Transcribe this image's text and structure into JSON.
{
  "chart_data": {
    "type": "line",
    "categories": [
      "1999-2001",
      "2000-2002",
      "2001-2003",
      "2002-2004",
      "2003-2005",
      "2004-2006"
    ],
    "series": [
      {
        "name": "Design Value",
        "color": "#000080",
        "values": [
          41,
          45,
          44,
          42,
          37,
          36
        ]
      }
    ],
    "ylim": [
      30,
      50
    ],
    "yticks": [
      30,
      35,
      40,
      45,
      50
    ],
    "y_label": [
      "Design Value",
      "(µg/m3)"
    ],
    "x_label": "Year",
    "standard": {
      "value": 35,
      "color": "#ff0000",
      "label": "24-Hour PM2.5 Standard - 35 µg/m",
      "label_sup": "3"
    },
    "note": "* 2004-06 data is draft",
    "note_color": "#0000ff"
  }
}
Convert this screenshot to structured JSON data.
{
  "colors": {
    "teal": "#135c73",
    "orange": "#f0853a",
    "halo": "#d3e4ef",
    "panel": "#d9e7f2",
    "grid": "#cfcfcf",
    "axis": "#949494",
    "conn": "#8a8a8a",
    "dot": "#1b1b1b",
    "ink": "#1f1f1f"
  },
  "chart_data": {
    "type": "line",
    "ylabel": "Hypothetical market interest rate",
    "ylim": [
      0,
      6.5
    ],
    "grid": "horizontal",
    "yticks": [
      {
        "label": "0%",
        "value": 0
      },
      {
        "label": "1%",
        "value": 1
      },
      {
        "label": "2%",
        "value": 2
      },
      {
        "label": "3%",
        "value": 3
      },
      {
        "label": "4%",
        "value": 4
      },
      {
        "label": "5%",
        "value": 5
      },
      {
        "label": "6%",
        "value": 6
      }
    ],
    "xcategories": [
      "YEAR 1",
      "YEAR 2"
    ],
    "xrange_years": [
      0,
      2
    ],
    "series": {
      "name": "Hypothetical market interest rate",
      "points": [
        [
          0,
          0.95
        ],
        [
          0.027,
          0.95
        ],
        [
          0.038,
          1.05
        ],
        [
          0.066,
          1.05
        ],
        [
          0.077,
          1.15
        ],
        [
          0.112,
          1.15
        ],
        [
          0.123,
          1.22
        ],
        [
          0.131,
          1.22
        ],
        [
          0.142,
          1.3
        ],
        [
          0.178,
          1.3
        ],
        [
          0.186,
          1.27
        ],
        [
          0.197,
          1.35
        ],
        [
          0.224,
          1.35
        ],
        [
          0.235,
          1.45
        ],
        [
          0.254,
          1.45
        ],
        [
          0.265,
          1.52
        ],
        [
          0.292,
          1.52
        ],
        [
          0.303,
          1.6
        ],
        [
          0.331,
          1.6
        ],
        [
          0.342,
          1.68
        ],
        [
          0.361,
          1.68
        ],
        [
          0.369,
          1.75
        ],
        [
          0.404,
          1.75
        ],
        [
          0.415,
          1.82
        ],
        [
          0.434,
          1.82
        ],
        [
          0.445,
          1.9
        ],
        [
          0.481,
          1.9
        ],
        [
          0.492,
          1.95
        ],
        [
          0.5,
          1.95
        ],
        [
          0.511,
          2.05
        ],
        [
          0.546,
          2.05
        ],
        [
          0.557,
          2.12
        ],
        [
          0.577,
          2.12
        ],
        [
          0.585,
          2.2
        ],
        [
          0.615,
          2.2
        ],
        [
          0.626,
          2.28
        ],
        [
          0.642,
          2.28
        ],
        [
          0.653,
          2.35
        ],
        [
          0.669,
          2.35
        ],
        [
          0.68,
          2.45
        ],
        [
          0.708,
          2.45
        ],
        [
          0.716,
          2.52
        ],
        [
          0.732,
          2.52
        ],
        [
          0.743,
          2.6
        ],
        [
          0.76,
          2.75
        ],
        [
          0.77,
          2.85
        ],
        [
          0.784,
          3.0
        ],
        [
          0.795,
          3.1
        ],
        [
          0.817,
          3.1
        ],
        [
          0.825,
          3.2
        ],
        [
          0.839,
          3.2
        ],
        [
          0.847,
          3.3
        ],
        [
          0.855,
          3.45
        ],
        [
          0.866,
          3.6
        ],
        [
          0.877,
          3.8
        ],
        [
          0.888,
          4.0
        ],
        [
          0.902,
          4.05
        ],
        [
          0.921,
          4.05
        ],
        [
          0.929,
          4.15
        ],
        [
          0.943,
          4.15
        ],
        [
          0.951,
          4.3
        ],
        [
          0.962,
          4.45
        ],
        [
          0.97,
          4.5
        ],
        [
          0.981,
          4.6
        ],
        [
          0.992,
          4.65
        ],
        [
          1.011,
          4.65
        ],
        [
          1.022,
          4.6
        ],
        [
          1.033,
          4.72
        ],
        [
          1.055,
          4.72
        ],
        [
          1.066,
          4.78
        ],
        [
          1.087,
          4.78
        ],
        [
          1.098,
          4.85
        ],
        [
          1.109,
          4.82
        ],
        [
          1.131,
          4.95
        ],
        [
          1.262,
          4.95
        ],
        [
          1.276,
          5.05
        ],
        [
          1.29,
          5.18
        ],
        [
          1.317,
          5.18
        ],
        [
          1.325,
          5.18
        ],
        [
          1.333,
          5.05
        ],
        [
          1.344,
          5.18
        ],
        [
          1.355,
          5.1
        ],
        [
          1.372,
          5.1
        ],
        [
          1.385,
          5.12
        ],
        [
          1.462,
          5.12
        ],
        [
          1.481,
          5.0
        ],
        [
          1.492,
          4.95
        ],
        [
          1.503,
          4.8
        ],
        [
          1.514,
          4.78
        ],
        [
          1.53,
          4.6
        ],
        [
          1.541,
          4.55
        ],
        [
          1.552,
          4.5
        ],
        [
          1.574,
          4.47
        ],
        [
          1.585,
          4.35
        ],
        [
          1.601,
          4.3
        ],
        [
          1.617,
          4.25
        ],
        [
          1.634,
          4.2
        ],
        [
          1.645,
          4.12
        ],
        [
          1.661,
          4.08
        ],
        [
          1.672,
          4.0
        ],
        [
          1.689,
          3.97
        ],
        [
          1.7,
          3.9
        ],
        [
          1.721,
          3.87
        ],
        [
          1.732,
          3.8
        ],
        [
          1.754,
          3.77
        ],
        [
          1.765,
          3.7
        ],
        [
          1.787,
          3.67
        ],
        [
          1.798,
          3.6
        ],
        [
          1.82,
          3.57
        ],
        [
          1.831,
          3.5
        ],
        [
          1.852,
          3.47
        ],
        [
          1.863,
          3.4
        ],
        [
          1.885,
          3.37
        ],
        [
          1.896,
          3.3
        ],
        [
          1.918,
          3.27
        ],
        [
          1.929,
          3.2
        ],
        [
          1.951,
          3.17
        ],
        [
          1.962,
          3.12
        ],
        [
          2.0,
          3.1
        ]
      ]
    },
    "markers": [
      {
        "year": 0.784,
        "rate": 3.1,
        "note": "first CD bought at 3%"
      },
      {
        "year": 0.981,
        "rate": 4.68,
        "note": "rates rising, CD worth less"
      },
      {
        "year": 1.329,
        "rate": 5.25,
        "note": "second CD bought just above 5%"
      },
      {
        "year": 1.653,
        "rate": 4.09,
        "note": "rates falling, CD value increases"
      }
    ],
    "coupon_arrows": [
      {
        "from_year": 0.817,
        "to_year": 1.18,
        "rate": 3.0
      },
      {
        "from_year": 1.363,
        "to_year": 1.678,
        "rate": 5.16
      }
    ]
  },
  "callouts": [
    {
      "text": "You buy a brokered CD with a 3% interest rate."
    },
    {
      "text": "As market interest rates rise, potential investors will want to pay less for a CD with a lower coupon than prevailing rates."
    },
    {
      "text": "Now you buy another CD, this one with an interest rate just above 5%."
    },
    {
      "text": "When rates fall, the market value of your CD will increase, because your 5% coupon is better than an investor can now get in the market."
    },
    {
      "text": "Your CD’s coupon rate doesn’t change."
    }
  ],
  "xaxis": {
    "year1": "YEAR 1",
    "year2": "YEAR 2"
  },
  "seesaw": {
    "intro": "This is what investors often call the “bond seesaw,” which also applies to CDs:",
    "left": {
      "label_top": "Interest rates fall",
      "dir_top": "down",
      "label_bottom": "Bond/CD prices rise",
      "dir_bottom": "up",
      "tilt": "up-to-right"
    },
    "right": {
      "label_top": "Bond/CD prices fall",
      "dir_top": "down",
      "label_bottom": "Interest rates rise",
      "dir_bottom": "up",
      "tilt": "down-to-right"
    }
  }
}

PROBLEM TO WORK ON
Write down every line of the data above that includes the string "market".

EXERCISE OUTPUT
    "ylabel": "Hypothetical market interest rate",
      "name": "Hypothetical market interest rate",
      "text": "As market interest rates rise, potential investors will want to pay less for a CD with a lower coupon than prevailing rates."
      "text": "When rates fall, the market value of your CD will increase, because your 5% coupon is better than an investor can now get in the market."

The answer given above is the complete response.